**Goal:** Leave every picture out and write out the records below exactly.

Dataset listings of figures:
·····

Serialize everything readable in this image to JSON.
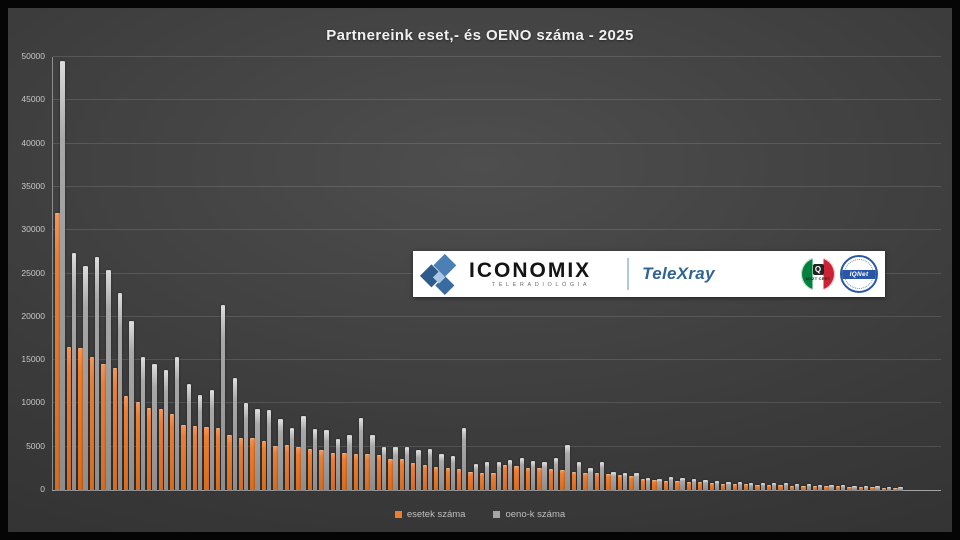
{
  "chart_data": {
    "type": "bar",
    "title": "Partnereink eset,- és OENO száma - 2025",
    "xlabel": "",
    "ylabel": "",
    "ylim": [
      0,
      50000
    ],
    "y_ticks": [
      0,
      5000,
      10000,
      15000,
      20000,
      25000,
      30000,
      35000,
      40000,
      45000,
      50000
    ],
    "grid": true,
    "legend_position": "bottom",
    "x_tick_labels_visible": false,
    "series": [
      {
        "name": "esetek száma",
        "color": "#ED7D31",
        "values": [
          31900,
          16400,
          16300,
          15200,
          14400,
          14000,
          10700,
          10100,
          9400,
          9200,
          8700,
          7400,
          7300,
          7200,
          7000,
          6200,
          5900,
          5900,
          5500,
          5000,
          5100,
          4900,
          4600,
          4500,
          4200,
          4200,
          4100,
          4100,
          3900,
          3500,
          3500,
          3000,
          2800,
          2500,
          2400,
          2300,
          2000,
          1900,
          1850,
          2750,
          2650,
          2450,
          2400,
          2300,
          2200,
          2000,
          1800,
          1800,
          1700,
          1600,
          1500,
          1100,
          1050,
          950,
          950,
          850,
          800,
          750,
          600,
          550,
          550,
          500,
          500,
          450,
          400,
          400,
          350,
          300,
          300,
          250,
          220,
          180,
          150,
          100
        ]
      },
      {
        "name": "oeno-k száma",
        "color": "#A6A6A6",
        "values": [
          49400,
          27200,
          25700,
          26800,
          25300,
          22600,
          19400,
          15200,
          14400,
          13800,
          15300,
          12100,
          10800,
          11400,
          21200,
          12800,
          9900,
          9200,
          9100,
          8100,
          7100,
          8400,
          6900,
          6800,
          5800,
          6200,
          8200,
          6200,
          4900,
          4900,
          4870,
          4500,
          4600,
          4100,
          3800,
          7100,
          2900,
          3150,
          3150,
          3350,
          3550,
          3230,
          3160,
          3620,
          5100,
          3080,
          2470,
          3080,
          2000,
          1900,
          1800,
          1250,
          1200,
          1350,
          1270,
          1120,
          1040,
          950,
          850,
          800,
          750,
          700,
          650,
          650,
          600,
          550,
          500,
          450,
          420,
          380,
          350,
          300,
          250,
          200
        ]
      }
    ]
  },
  "legend": {
    "esetek_label": "esetek száma",
    "oeno_label": "oeno-k száma"
  },
  "logo_overlay": {
    "brand": "ICONOMIX",
    "brand_sub": "TELERADIOLÓGIA",
    "product": "TeleXray",
    "mszt_badge_label": "MSZT CERT",
    "mszt_badge_glyph": "Q",
    "iqnet_badge_label": "IQNet"
  },
  "colors": {
    "esetek_bar": "#ED7D31",
    "oeno_bar": "#A6A6A6",
    "panel_background": "#3c3c3c",
    "frame_background": "#050505",
    "title_text": "#f0f0f0",
    "axis_text": "#c7c7c7",
    "product_text": "#31648f"
  }
}
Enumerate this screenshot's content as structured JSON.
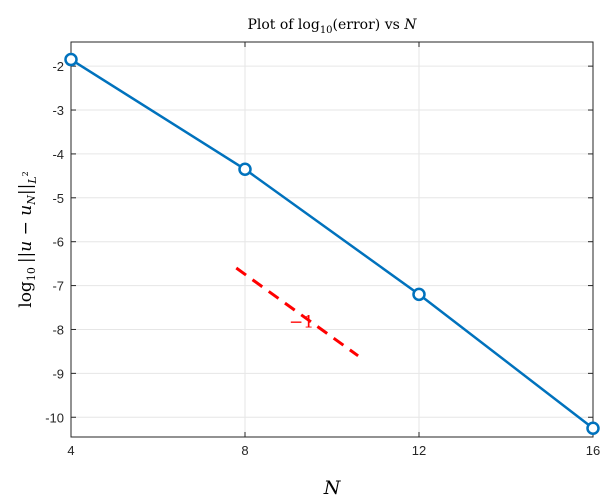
{
  "chart_data": {
    "type": "line",
    "title": {
      "prefix": "Plot of log",
      "sub": "10",
      "middle": "(error) vs ",
      "var": "N"
    },
    "xlabel": "N",
    "ylabel": {
      "log": "log",
      "sub10": "10",
      "body": "||u − u",
      "subN": "N",
      "bars": "||",
      "subL": "L",
      "supL": "2"
    },
    "xlim": [
      4,
      16
    ],
    "ylim": [
      -10.45,
      -1.45
    ],
    "xticks": [
      4,
      8,
      12,
      16
    ],
    "yticks": [
      -2,
      -3,
      -4,
      -5,
      -6,
      -7,
      -8,
      -9,
      -10
    ],
    "ytick_labels": [
      "-2",
      "-3",
      "-4",
      "-5",
      "-6",
      "-7",
      "-8",
      "-9",
      "-10"
    ],
    "grid": true,
    "series": [
      {
        "x": [
          4,
          8,
          12,
          16
        ],
        "y": [
          -1.85,
          -4.35,
          -7.2,
          -10.25
        ],
        "color": "#0072BD",
        "marker": "circle"
      }
    ],
    "reference_line": {
      "x": [
        7.8,
        10.6
      ],
      "y": [
        -6.6,
        -8.6
      ],
      "color": "#FF0000",
      "style": "dashed",
      "label": "−1",
      "label_at": [
        9.3,
        -7.95
      ]
    }
  }
}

·····

**Task answer:**
Serialize everything readable in this image to JSON.
{
  "chart_data": {
    "type": "bar",
    "title": "Partnereink eset,- és OENO száma - 2025",
    "xlabel": "",
    "ylabel": "",
    "ylim": [
      0,
      50000
    ],
    "y_ticks": [
      0,
      5000,
      10000,
      15000,
      20000,
      25000,
      30000,
      35000,
      40000,
      45000,
      50000
    ],
    "grid": true,
    "legend_position": "bottom",
    "x_tick_labels_visible": false,
    "series": [
      {
        "name": "esetek száma",
        "color": "#ED7D31",
        "values": [
          31900,
          16400,
          16300,
          15200,
          14400,
          14000,
          10700,
          10100,
          9400,
          9200,
          8700,
          7400,
          7300,
          7200,
          7000,
          6200,
          5900,
          5900,
          5500,
          5000,
          5100,
          4900,
          4600,
          4500,
          4200,
          4200,
          4100,
          4100,
          3900,
          3500,
          3500,
          3000,
          2800,
          2500,
          2400,
          2300,
          2000,
          1900,
          1850,
          2750,
          2650,
          2450,
          2400,
          2300,
          2200,
          2000,
          1800,
          1800,
          1700,
          1600,
          1500,
          1100,
          1050,
          950,
          950,
          850,
          800,
          750,
          600,
          550,
          550,
          500,
          500,
          450,
          400,
          400,
          350,
          300,
          300,
          250,
          220,
          180,
          150,
          100
        ]
      },
      {
        "name": "oeno-k száma",
        "color": "#A6A6A6",
        "values": [
          49400,
          27200,
          25700,
          26800,
          25300,
          22600,
          19400,
          15200,
          14400,
          13800,
          15300,
          12100,
          10800,
          11400,
          21200,
          12800,
          9900,
          9200,
          9100,
          8100,
          7100,
          8400,
          6900,
          6800,
          5800,
          6200,
          8200,
          6200,
          4900,
          4900,
          4870,
          4500,
          4600,
          4100,
          3800,
          7100,
          2900,
          3150,
          3150,
          3350,
          3550,
          3230,
          3160,
          3620,
          5100,
          3080,
          2470,
          3080,
          2000,
          1900,
          1800,
          1250,
          1200,
          1350,
          1270,
          1120,
          1040,
          950,
          850,
          800,
          750,
          700,
          650,
          650,
          600,
          550,
          500,
          450,
          420,
          380,
          350,
          300,
          250,
          200
        ]
      }
    ]
  },
  "legend": {
    "esetek_label": "esetek száma",
    "oeno_label": "oeno-k száma"
  },
  "logo_overlay": {
    "brand": "ICONOMIX",
    "brand_sub": "TELERADIOLÓGIA",
    "product": "TeleXray",
    "mszt_badge_label": "MSZT CERT",
    "mszt_badge_glyph": "Q",
    "iqnet_badge_label": "IQNet"
  },
  "colors": {
    "esetek_bar": "#ED7D31",
    "oeno_bar": "#A6A6A6",
    "panel_background": "#3c3c3c",
    "frame_background": "#050505",
    "title_text": "#f0f0f0",
    "axis_text": "#c7c7c7",
    "product_text": "#31648f"
  }
}
Enumerate this screenshot's content as structured JSON.
{
  "chart_data": {
    "type": "line",
    "title": {
      "prefix": "Plot of log",
      "sub": "10",
      "middle": "(error) vs ",
      "var": "N"
    },
    "xlabel": "N",
    "ylabel": {
      "log": "log",
      "sub10": "10",
      "body": "||u − u",
      "subN": "N",
      "bars": "||",
      "subL": "L",
      "supL": "2"
    },
    "xlim": [
      4,
      16
    ],
    "ylim": [
      -10.45,
      -1.45
    ],
    "xticks": [
      4,
      8,
      12,
      16
    ],
    "yticks": [
      -2,
      -3,
      -4,
      -5,
      -6,
      -7,
      -8,
      -9,
      -10
    ],
    "ytick_labels": [
      "-2",
      "-3",
      "-4",
      "-5",
      "-6",
      "-7",
      "-8",
      "-9",
      "-10"
    ],
    "grid": true,
    "series": [
      {
        "x": [
          4,
          8,
          12,
          16
        ],
        "y": [
          -1.85,
          -4.35,
          -7.2,
          -10.25
        ],
        "color": "#0072BD",
        "marker": "circle"
      }
    ],
    "reference_line": {
      "x": [
        7.8,
        10.6
      ],
      "y": [
        -6.6,
        -8.6
      ],
      "color": "#FF0000",
      "style": "dashed",
      "label": "−1",
      "label_at": [
        9.3,
        -7.95
      ]
    }
  }
}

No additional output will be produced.